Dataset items
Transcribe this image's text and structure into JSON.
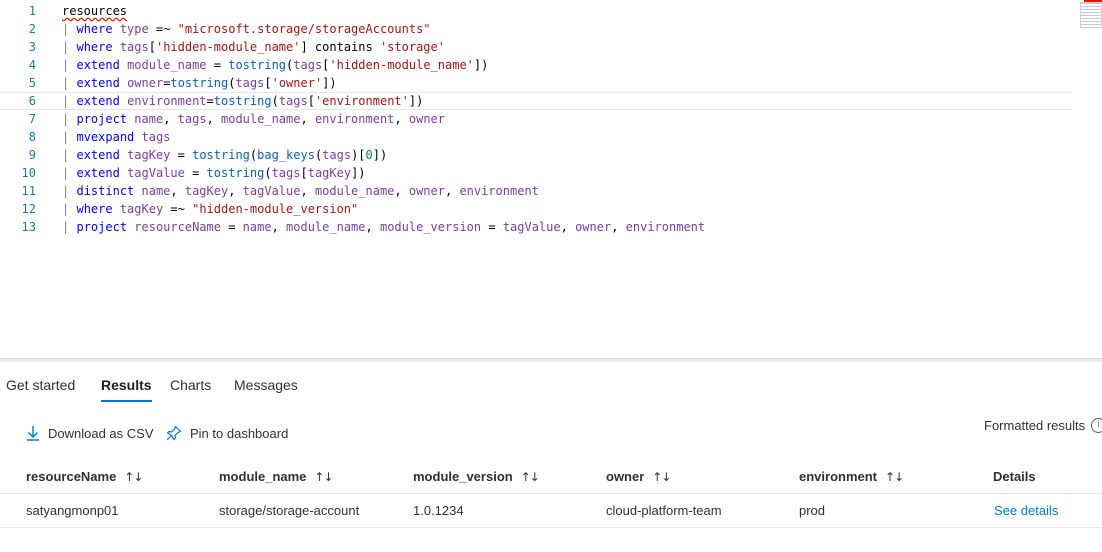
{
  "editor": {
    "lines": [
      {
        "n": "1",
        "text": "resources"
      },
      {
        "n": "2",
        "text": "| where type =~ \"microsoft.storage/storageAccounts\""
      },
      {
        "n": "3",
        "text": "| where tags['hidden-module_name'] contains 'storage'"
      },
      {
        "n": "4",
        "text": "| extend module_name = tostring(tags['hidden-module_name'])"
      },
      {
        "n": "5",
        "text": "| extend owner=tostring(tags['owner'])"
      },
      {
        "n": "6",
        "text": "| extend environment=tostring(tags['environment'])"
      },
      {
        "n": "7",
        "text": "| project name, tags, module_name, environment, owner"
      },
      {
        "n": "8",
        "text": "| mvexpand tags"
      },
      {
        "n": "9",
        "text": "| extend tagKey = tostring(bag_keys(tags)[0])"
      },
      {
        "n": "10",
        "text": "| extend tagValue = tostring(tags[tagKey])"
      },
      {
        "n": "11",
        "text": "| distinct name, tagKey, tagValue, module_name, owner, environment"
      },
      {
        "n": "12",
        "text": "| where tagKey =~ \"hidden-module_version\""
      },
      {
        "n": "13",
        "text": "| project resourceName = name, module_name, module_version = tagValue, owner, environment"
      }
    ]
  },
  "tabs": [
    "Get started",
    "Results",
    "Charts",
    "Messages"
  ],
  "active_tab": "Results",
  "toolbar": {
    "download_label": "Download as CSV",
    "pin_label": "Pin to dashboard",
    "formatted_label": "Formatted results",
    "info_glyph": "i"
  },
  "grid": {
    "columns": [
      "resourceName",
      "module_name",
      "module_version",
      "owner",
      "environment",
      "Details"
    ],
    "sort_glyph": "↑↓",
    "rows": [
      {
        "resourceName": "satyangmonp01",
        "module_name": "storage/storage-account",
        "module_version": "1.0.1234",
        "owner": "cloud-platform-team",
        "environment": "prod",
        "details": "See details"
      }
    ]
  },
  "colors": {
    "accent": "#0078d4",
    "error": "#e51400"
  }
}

GOAL OF THE EXERCISE: Without the pictures, repeat all the records word for word.

IN RESPONSE:
Transcribe this image's text and structure into JSON.
{
  "editor": {
    "lines": [
      {
        "n": "1",
        "text": "resources"
      },
      {
        "n": "2",
        "text": "| where type =~ \"microsoft.storage/storageAccounts\""
      },
      {
        "n": "3",
        "text": "| where tags['hidden-module_name'] contains 'storage'"
      },
      {
        "n": "4",
        "text": "| extend module_name = tostring(tags['hidden-module_name'])"
      },
      {
        "n": "5",
        "text": "| extend owner=tostring(tags['owner'])"
      },
      {
        "n": "6",
        "text": "| extend environment=tostring(tags['environment'])"
      },
      {
        "n": "7",
        "text": "| project name, tags, module_name, environment, owner"
      },
      {
        "n": "8",
        "text": "| mvexpand tags"
      },
      {
        "n": "9",
        "text": "| extend tagKey = tostring(bag_keys(tags)[0])"
      },
      {
        "n": "10",
        "text": "| extend tagValue = tostring(tags[tagKey])"
      },
      {
        "n": "11",
        "text": "| distinct name, tagKey, tagValue, module_name, owner, environment"
      },
      {
        "n": "12",
        "text": "| where tagKey =~ \"hidden-module_version\""
      },
      {
        "n": "13",
        "text": "| project resourceName = name, module_name, module_version = tagValue, owner, environment"
      }
    ]
  },
  "tabs": [
    "Get started",
    "Results",
    "Charts",
    "Messages"
  ],
  "active_tab": "Results",
  "toolbar": {
    "download_label": "Download as CSV",
    "pin_label": "Pin to dashboard",
    "formatted_label": "Formatted results",
    "info_glyph": "i"
  },
  "grid": {
    "columns": [
      "resourceName",
      "module_name",
      "module_version",
      "owner",
      "environment",
      "Details"
    ],
    "sort_glyph": "↑↓",
    "rows": [
      {
        "resourceName": "satyangmonp01",
        "module_name": "storage/storage-account",
        "module_version": "1.0.1234",
        "owner": "cloud-platform-team",
        "environment": "prod",
        "details": "See details"
      }
    ]
  },
  "colors": {
    "accent": "#0078d4",
    "error": "#e51400"
  }
}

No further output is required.